- Instruction
Provide an exact reproduction of every entry.

- Supplied records
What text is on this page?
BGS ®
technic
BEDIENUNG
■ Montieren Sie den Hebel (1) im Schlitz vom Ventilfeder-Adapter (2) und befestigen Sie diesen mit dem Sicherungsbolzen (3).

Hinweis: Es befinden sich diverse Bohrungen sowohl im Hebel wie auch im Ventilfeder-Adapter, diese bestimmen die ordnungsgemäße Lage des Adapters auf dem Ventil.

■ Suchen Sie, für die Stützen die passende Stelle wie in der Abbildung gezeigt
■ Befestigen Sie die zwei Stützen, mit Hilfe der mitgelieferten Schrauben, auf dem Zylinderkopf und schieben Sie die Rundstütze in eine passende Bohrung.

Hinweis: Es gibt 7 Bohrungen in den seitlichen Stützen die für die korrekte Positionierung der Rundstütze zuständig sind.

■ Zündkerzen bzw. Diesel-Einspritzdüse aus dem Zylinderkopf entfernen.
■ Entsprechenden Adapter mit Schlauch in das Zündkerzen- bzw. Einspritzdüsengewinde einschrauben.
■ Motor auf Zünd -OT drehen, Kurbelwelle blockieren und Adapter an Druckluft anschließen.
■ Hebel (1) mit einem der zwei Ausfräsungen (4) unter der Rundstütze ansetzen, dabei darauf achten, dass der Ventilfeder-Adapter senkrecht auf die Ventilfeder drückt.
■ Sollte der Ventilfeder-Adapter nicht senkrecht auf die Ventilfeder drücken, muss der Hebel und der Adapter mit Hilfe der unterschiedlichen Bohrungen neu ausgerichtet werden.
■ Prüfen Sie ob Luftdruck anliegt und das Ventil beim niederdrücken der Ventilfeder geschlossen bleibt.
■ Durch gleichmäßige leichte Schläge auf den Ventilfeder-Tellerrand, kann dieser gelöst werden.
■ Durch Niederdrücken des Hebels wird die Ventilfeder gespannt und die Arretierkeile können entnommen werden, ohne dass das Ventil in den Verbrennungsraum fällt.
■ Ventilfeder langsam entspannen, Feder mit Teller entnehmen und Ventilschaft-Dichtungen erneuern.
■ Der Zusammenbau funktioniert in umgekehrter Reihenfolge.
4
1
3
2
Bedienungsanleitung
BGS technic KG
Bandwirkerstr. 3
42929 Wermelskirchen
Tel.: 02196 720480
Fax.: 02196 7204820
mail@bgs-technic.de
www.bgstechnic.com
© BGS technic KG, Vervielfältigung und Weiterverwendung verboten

- Finished exercise
What text is on this page?
BGS ®
technic
BEDIENUNG
■ Montieren Sie den Hebel (1) im Schlitz vom Ventilfeder-Adapter (2) und befestigen Sie diesen mit dem Sicherungsbolzen (3).

Hinweis: Es befinden sich diverse Bohrungen sowohl im Hebel wie auch im Ventilfeder-Adapter, diese bestimmen die ordnungsgemäße Lage des Adapters auf dem Ventil.

■ Suchen Sie, für die Stützen die passende Stelle wie in der Abbildung gezeigt
■ Befestigen Sie die zwei Stützen, mit Hilfe der mitgelieferten Schrauben, auf dem Zylinderkopf und schieben Sie die Rundstütze in eine passende Bohrung.

Hinweis: Es gibt 7 Bohrungen in den seitlichen Stützen die für die korrekte Positionierung der Rundstütze zuständig sind.

■ Zündkerzen bzw. Diesel-Einspritzdüse aus dem Zylinderkopf entfernen.
■ Entsprechenden Adapter mit Schlauch in das Zündkerzen- bzw. Einspritzdüsengewinde einschrauben.
■ Motor auf Zünd -OT drehen, Kurbelwelle blockieren und Adapter an Druckluft anschließen.
■ Hebel (1) mit einem der zwei Ausfräsungen (4) unter der Rundstütze ansetzen, dabei darauf achten, dass der Ventilfeder-Adapter senkrecht auf die Ventilfeder drückt.
■ Sollte der Ventilfeder-Adapter nicht senkrecht auf die Ventilfeder drücken, muss der Hebel und der Adapter mit Hilfe der unterschiedlichen Bohrungen neu ausgerichtet werden.
■ Prüfen Sie ob Luftdruck anliegt und das Ventil beim niederdrücken der Ventilfeder geschlossen bleibt.
■ Durch gleichmäßige leichte Schläge auf den Ventilfeder-Tellerrand, kann dieser gelöst werden.
■ Durch Niederdrücken des Hebels wird die Ventilfeder gespannt und die Arretierkeile können entnommen werden, ohne dass das Ventil in den Verbrennungsraum fällt.
■ Ventilfeder langsam entspannen, Feder mit Teller entnehmen und Ventilschaft-Dichtungen erneuern.
■ Der Zusammenbau funktioniert in umgekehrter Reihenfolge.
4
1
3
2
Bedienungsanleitung
BGS technic KG
Bandwirkerstr. 3
42929 Wermelskirchen
Tel.: 02196 720480
Fax.: 02196 7204820
mail@bgs-technic.de
www.bgstechnic.com
© BGS technic KG, Vervielfältigung und Weiterverwendung verboten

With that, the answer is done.